What to do:
Return the data exactly, with all pictures removed.

Records to process:

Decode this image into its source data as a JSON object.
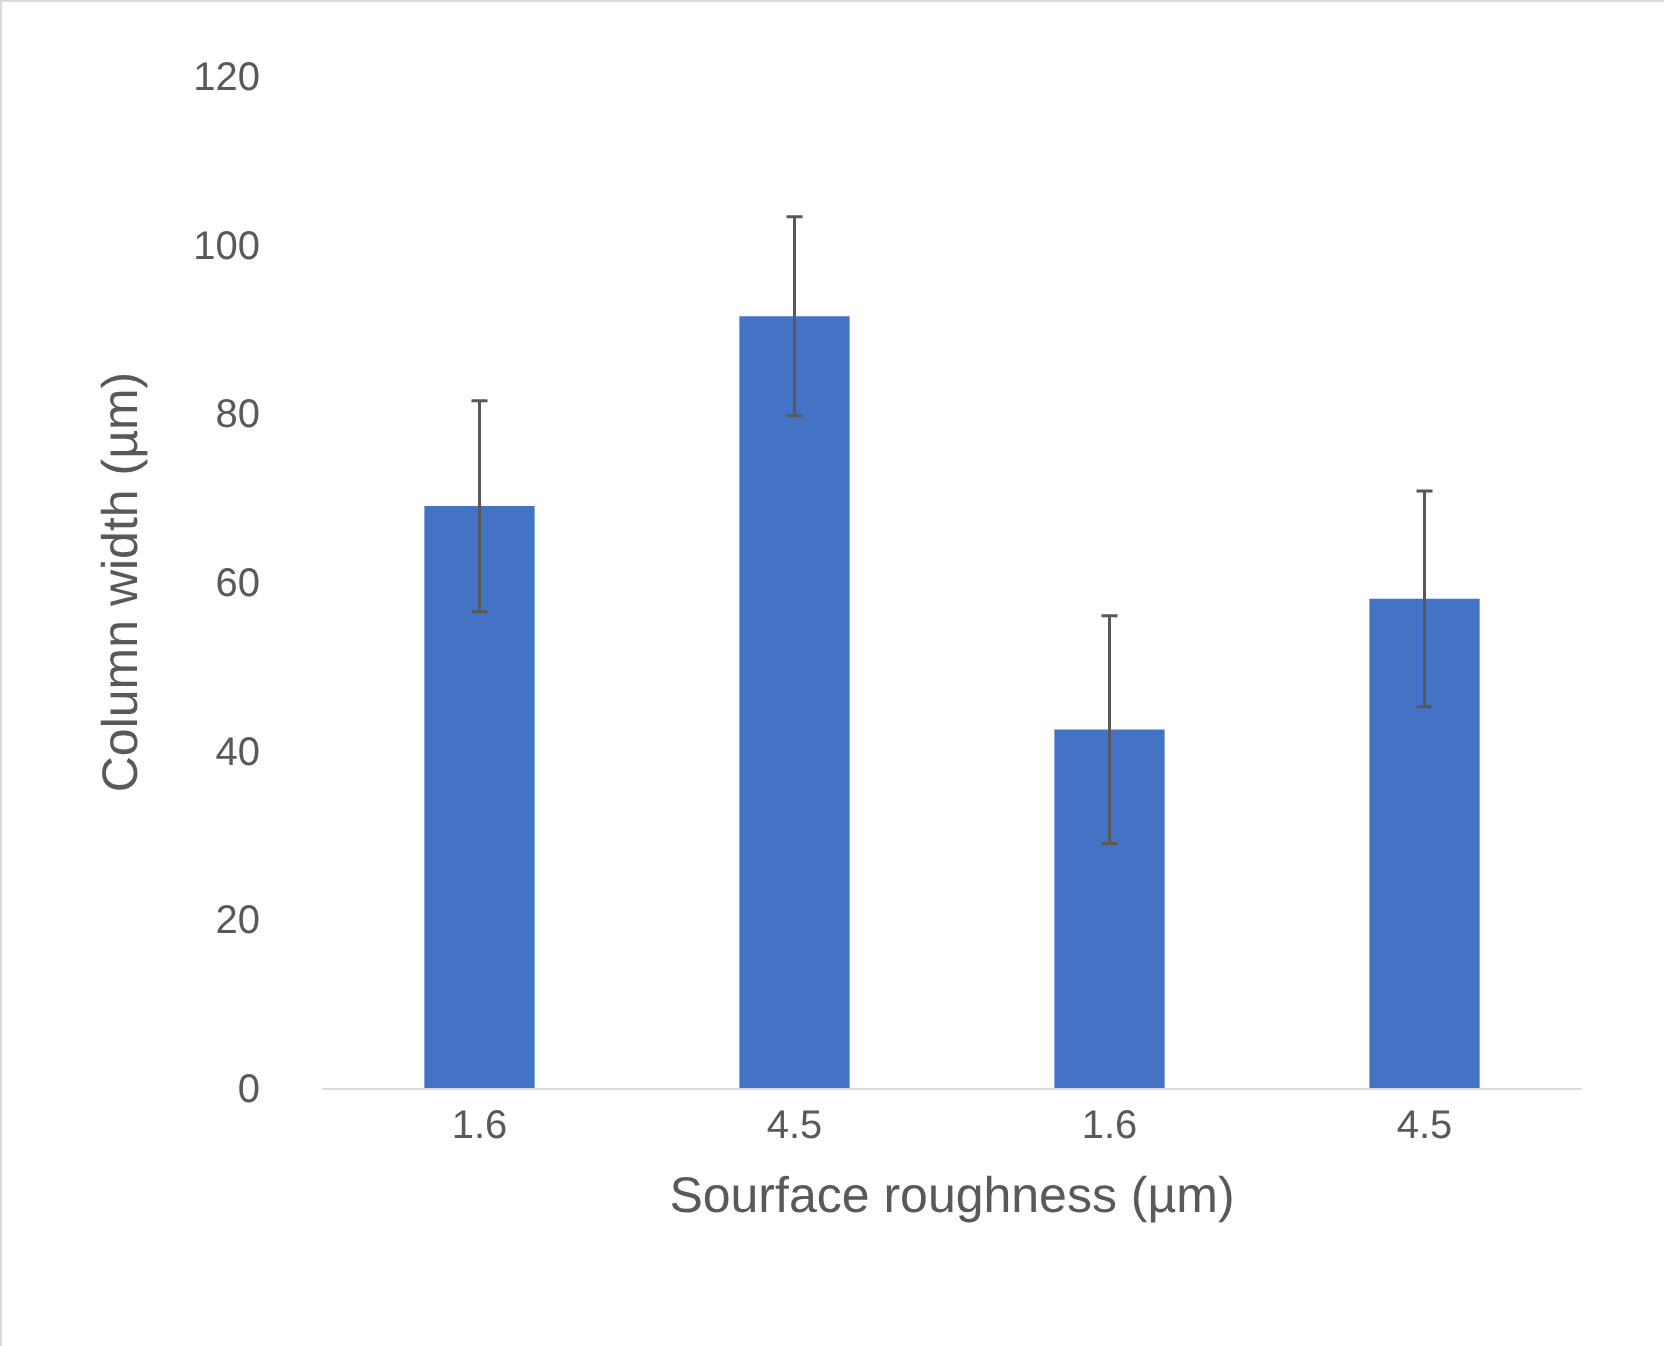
{
  "chart_data": {
    "type": "bar",
    "xlabel": "Sourface roughness (µm)",
    "ylabel": "Column width (µm)",
    "categories": [
      "1.6",
      "4.5",
      "1.6",
      "4.5"
    ],
    "values": [
      69,
      91.5,
      42.5,
      58
    ],
    "errors": [
      12.5,
      11.8,
      13.5,
      12.8
    ],
    "color": "#4472c4",
    "ylim": [
      0,
      120
    ],
    "yticks": [
      0,
      20,
      40,
      60,
      80,
      100,
      120
    ],
    "grid": false,
    "legend": false
  }
}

Written solution:
Decode this image into its source data as a JSON object.
{
  "chart_data": {
    "type": "bar",
    "xlabel": "Sourface roughness (µm)",
    "ylabel": "Column width (µm)",
    "categories": [
      "1.6",
      "4.5",
      "1.6",
      "4.5"
    ],
    "values": [
      69,
      91.5,
      42.5,
      58
    ],
    "errors": [
      12.5,
      11.8,
      13.5,
      12.8
    ],
    "color": "#4472c4",
    "ylim": [
      0,
      120
    ],
    "yticks": [
      0,
      20,
      40,
      60,
      80,
      100,
      120
    ],
    "grid": false,
    "legend": false
  }
}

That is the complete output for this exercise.